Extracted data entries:
========================================================================
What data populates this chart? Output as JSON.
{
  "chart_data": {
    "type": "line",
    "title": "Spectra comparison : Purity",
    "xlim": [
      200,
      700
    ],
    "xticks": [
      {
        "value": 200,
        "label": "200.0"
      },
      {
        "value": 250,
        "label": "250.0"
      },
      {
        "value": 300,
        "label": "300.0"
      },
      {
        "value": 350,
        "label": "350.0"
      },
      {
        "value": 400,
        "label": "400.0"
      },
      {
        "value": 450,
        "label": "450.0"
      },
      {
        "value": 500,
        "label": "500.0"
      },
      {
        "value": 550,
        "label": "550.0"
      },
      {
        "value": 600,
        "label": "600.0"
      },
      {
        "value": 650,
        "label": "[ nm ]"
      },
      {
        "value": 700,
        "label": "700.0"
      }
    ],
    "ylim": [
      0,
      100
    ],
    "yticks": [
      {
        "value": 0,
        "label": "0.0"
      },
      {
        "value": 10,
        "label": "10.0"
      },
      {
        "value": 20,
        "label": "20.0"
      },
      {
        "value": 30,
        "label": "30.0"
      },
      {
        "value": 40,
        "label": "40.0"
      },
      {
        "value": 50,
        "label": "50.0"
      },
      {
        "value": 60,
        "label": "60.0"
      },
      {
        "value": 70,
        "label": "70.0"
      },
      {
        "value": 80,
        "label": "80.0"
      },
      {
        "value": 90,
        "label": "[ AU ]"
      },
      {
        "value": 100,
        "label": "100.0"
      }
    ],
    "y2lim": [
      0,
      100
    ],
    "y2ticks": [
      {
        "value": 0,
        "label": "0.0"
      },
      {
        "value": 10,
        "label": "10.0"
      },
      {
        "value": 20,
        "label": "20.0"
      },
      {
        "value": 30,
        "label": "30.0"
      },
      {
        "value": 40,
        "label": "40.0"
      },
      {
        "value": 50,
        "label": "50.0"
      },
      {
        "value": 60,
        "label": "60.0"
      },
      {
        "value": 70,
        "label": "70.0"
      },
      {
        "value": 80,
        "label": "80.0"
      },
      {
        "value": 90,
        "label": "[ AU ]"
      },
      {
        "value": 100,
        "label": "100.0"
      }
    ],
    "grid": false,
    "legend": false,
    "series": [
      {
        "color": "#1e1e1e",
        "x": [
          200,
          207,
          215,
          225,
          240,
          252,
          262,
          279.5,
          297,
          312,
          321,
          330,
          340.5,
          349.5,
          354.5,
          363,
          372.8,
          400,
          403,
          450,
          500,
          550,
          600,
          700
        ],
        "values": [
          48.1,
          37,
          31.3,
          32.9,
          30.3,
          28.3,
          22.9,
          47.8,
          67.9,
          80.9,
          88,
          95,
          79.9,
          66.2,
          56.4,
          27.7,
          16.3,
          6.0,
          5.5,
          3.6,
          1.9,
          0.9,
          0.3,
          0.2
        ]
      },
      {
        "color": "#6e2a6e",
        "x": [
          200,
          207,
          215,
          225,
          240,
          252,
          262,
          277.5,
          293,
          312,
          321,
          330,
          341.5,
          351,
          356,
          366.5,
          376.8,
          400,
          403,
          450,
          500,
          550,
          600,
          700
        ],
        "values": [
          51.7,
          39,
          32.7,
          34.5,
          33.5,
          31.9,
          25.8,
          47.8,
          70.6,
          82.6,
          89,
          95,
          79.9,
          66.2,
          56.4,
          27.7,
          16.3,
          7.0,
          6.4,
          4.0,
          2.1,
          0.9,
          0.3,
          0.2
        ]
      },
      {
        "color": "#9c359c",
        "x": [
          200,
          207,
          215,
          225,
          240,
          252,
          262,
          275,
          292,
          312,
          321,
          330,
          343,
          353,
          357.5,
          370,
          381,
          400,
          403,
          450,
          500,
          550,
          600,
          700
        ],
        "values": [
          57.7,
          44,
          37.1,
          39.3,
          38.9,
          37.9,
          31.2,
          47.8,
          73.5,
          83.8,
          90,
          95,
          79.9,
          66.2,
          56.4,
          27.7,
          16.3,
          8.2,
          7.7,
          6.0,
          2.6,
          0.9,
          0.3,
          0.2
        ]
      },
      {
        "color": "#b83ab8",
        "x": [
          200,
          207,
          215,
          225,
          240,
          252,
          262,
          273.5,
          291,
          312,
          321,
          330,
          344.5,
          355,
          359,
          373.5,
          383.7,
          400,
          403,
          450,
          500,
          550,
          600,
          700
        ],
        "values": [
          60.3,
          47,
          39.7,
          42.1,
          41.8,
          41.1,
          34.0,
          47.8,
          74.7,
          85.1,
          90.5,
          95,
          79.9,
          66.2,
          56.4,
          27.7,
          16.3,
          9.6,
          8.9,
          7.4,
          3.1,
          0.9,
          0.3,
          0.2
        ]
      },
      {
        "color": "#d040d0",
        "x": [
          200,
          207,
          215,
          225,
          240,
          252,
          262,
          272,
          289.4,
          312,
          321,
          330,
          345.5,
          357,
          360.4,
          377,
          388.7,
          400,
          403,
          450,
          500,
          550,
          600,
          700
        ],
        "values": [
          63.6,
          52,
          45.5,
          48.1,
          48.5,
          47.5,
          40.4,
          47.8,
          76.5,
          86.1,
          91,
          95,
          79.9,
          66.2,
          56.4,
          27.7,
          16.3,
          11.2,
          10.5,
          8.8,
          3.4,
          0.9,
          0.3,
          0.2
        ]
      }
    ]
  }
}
========================================================================
What to do:
Identify each line in the records above that contains the word "color", and copy it out in full.

Response to the exercise:
        "color": "#1e1e1e",
        "color": "#6e2a6e",
        "color": "#9c359c",
        "color": "#b83ab8",
        "color": "#d040d0",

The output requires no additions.